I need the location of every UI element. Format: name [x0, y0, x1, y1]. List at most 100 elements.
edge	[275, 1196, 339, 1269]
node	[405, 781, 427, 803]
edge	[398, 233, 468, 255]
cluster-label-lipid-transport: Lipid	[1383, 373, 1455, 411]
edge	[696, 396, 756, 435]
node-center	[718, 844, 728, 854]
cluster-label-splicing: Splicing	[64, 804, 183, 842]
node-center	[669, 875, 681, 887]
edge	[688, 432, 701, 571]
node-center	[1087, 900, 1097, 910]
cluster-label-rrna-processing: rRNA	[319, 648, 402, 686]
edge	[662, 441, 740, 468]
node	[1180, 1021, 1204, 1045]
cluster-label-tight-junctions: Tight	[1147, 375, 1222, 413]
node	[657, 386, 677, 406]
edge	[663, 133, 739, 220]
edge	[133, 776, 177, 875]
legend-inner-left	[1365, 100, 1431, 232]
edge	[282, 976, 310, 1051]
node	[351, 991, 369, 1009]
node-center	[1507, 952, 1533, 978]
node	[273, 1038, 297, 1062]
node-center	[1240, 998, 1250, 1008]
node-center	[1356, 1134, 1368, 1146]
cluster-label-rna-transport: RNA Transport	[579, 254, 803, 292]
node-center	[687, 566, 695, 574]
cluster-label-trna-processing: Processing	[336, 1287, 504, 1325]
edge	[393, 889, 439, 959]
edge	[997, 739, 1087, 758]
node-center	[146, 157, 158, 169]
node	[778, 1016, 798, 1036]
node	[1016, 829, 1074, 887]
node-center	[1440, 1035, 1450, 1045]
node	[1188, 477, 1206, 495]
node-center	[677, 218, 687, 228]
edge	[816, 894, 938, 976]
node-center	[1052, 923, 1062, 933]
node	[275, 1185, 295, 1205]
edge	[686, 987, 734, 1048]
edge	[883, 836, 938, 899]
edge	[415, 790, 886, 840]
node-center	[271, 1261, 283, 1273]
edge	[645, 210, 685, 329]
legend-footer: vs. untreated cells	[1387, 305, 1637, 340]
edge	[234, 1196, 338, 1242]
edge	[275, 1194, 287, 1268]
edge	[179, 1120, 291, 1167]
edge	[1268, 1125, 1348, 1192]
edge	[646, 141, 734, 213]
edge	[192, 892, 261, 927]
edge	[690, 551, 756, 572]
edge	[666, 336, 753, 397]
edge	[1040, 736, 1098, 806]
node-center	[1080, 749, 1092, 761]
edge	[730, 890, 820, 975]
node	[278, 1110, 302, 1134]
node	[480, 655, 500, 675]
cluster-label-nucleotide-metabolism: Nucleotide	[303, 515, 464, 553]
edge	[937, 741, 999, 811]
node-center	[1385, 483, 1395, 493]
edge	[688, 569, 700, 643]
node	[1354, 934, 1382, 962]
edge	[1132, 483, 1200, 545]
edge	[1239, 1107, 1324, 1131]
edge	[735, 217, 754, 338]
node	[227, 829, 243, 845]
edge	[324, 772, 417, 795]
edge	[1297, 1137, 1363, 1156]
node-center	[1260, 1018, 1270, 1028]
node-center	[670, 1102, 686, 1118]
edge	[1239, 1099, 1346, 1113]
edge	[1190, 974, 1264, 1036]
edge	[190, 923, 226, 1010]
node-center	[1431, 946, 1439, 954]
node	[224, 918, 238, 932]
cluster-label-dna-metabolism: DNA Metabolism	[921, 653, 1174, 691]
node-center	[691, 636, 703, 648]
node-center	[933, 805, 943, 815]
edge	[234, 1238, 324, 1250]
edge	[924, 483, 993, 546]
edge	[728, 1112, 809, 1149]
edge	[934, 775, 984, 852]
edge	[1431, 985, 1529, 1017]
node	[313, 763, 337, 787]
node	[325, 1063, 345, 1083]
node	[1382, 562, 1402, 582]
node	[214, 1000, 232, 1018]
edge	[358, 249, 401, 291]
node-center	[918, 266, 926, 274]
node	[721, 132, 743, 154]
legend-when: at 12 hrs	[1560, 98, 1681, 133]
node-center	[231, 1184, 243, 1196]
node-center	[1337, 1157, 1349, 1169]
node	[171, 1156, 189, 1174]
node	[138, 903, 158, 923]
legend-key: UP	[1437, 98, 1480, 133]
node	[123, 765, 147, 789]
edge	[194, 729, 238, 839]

### [ASSIGNED TASK]
For this listing, copy out every line that includes the word "processing".

### [SOLUTION BELOW]
cluster-label-rrna-processing: rRNA	[319, 648, 402, 686]
cluster-label-trna-processing: Processing	[336, 1287, 504, 1325]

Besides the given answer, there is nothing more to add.